Assigned task: Where a line of the listing below includes the word "Ocultar", reproduce that line.

►

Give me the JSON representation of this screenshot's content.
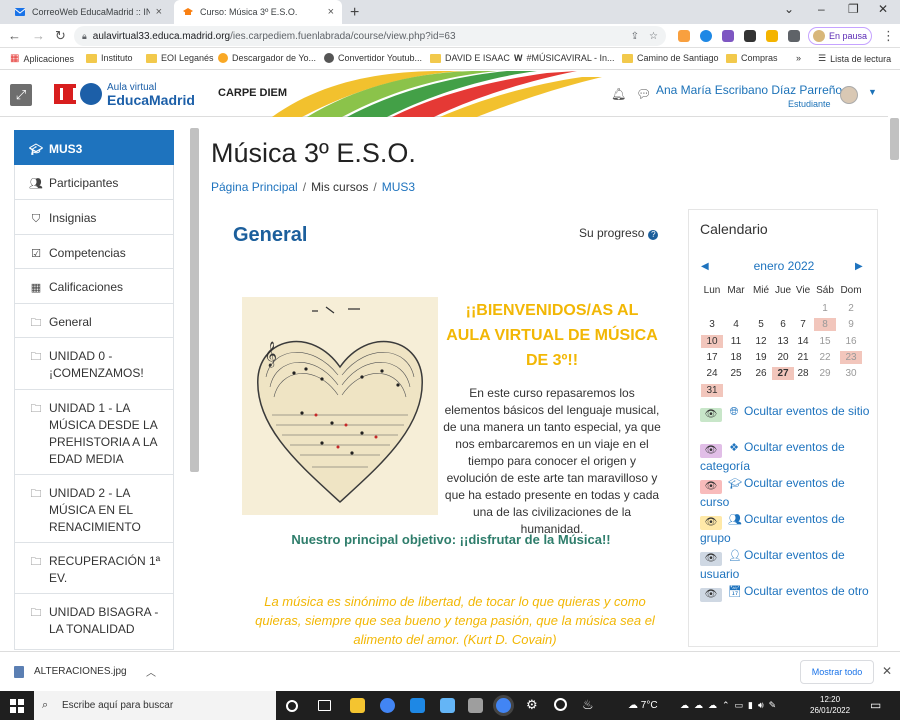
{
  "browser": {
    "tabs": [
      {
        "title": "CorreoWeb EducaMadrid :: INBOX",
        "active": false,
        "icon": "mail-icon"
      },
      {
        "title": "Curso: Música 3º E.S.O.",
        "active": true,
        "icon": "moodle-icon"
      }
    ],
    "new_tab": "+",
    "address": {
      "host": "aulavirtual33.educa.madrid.org",
      "path": "/ies.carpediem.fuenlabrada/course/view.php?id=63"
    },
    "profile_status": "En pausa",
    "bookmarks": [
      "Aplicaciones",
      "Instituto",
      "EOI Leganés",
      "Descargador de Yo...",
      "Convertidor Youtub...",
      "DAVID E ISAAC",
      "#MÚSICAVIRAL - In...",
      "Camino de Santiago",
      "Compras",
      "»",
      "Lista de lectura"
    ]
  },
  "site": {
    "logo_line1": "Aula virtual",
    "logo_line2": "EducaMadrid",
    "name": "CARPE DIEM",
    "user_name": "Ana María Escribano Díaz Parreño",
    "user_role": "Estudiante"
  },
  "nav": [
    {
      "label": "MUS3",
      "icon": "graduation-cap-icon",
      "selected": true
    },
    {
      "label": "Participantes",
      "icon": "users-icon"
    },
    {
      "label": "Insignias",
      "icon": "shield-icon"
    },
    {
      "label": "Competencias",
      "icon": "check-square-icon"
    },
    {
      "label": "Calificaciones",
      "icon": "table-icon"
    },
    {
      "label": "General",
      "icon": "folder-icon"
    },
    {
      "label": "UNIDAD 0 - ¡COMENZAMOS!",
      "icon": "folder-icon"
    },
    {
      "label": "UNIDAD 1 - LA MÚSICA DESDE LA PREHISTORIA A LA EDAD MEDIA",
      "icon": "folder-icon"
    },
    {
      "label": "UNIDAD 2 - LA MÚSICA EN EL RENACIMIENTO",
      "icon": "folder-icon"
    },
    {
      "label": "RECUPERACIÓN 1ª EV.",
      "icon": "folder-icon"
    },
    {
      "label": "UNIDAD BISAGRA - LA TONALIDAD",
      "icon": "folder-icon"
    }
  ],
  "main": {
    "title": "Música 3º E.S.O.",
    "breadcrumb": [
      "Página Principal",
      "Mis cursos",
      "MUS3"
    ],
    "section_title": "General",
    "progress_label": "Su progreso",
    "welcome": "¡¡BIENVENIDOS/AS AL AULA VIRTUAL DE MÚSICA DE 3º!!",
    "intro": "En este curso repasaremos los elementos básicos del lenguaje musical, de una manera un tanto especial, ya que nos embarcaremos en un viaje en el tiempo para conocer el origen y evolución de este arte tan maravilloso y que ha estado presente en todas y cada una de las civilizaciones de la humanidad.",
    "objective": "Nuestro principal objetivo: ¡¡disfrutar de la Música!!",
    "quote": "La música es sinónimo de libertad, de tocar lo que quieras y como quieras, siempre que sea bueno y tenga pasión, que la música sea el alimento del amor. (Kurt D. Covain)"
  },
  "calendar": {
    "title": "Calendario",
    "month": "enero 2022",
    "weekdays": [
      "Lun",
      "Mar",
      "Mié",
      "Jue",
      "Vie",
      "Sáb",
      "Dom"
    ],
    "weeks": [
      [
        "",
        "",
        "",
        "",
        "",
        "1",
        "2"
      ],
      [
        "3",
        "4",
        "5",
        "6",
        "7",
        "8",
        "9"
      ],
      [
        "10",
        "11",
        "12",
        "13",
        "14",
        "15",
        "16"
      ],
      [
        "17",
        "18",
        "19",
        "20",
        "21",
        "22",
        "23"
      ],
      [
        "24",
        "25",
        "26",
        "27",
        "28",
        "29",
        "30"
      ],
      [
        "31",
        "",
        "",
        "",
        "",
        "",
        ""
      ]
    ],
    "highlighted": [
      "8",
      "10",
      "23",
      "27",
      "31"
    ],
    "today": "27",
    "events": [
      {
        "label": "Ocultar eventos de sitio",
        "color": "#c8e6c9",
        "icon": "globe-icon"
      },
      {
        "label": "Ocultar eventos de categoría",
        "color": "#e1bee7",
        "icon": "cubes-icon"
      },
      {
        "label": "Ocultar eventos de curso",
        "color": "#f8bbbb",
        "icon": "graduation-cap-icon"
      },
      {
        "label": "Ocultar eventos de grupo",
        "color": "#ffe9a8",
        "icon": "users-icon"
      },
      {
        "label": "Ocultar eventos de usuario",
        "color": "#cfd8e3",
        "icon": "user-icon"
      },
      {
        "label": "Ocultar eventos de otro",
        "color": "#cfd8e3",
        "icon": "calendar-icon"
      }
    ]
  },
  "downloads": {
    "file": "ALTERACIONES.jpg",
    "show_all": "Mostrar todo"
  },
  "taskbar": {
    "search_placeholder": "Escribe aquí para buscar",
    "weather": "7°C",
    "time": "12:20",
    "date": "26/01/2022"
  },
  "colors": {
    "primary": "#1e73be",
    "accent_yellow": "#f2b705",
    "objective_green": "#2e7d6b",
    "highlight": "#f2c6bc"
  }
}
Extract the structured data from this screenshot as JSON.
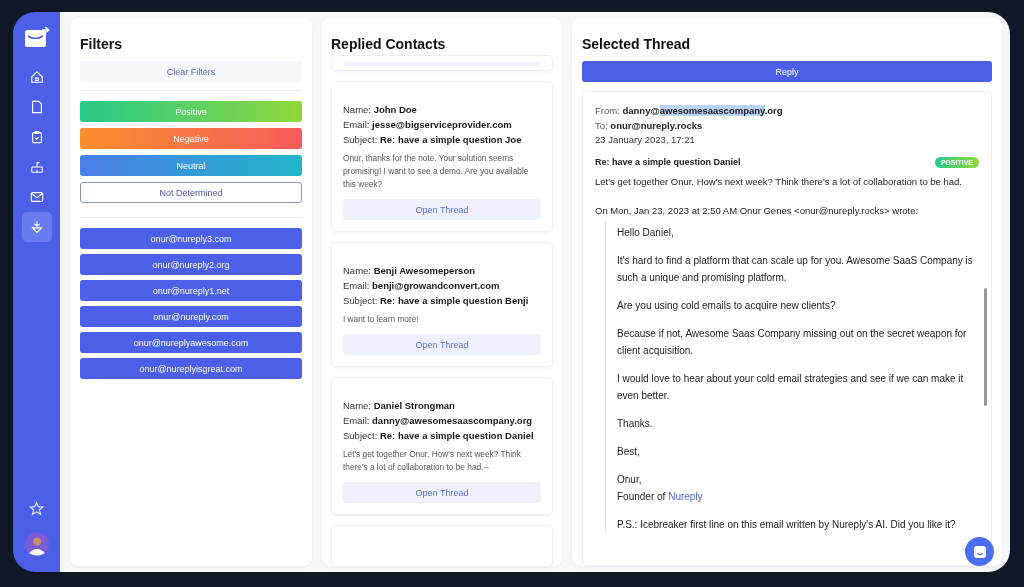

◄

Answer space:
        "label": "Ocultar eventos de sitio",
        "label": "Ocultar eventos de categoría",
        "label": "Ocultar eventos de curso",
        "label": "Ocultar eventos de grupo",
        "label": "Ocultar eventos de usuario",
        "label": "Ocultar eventos de otro",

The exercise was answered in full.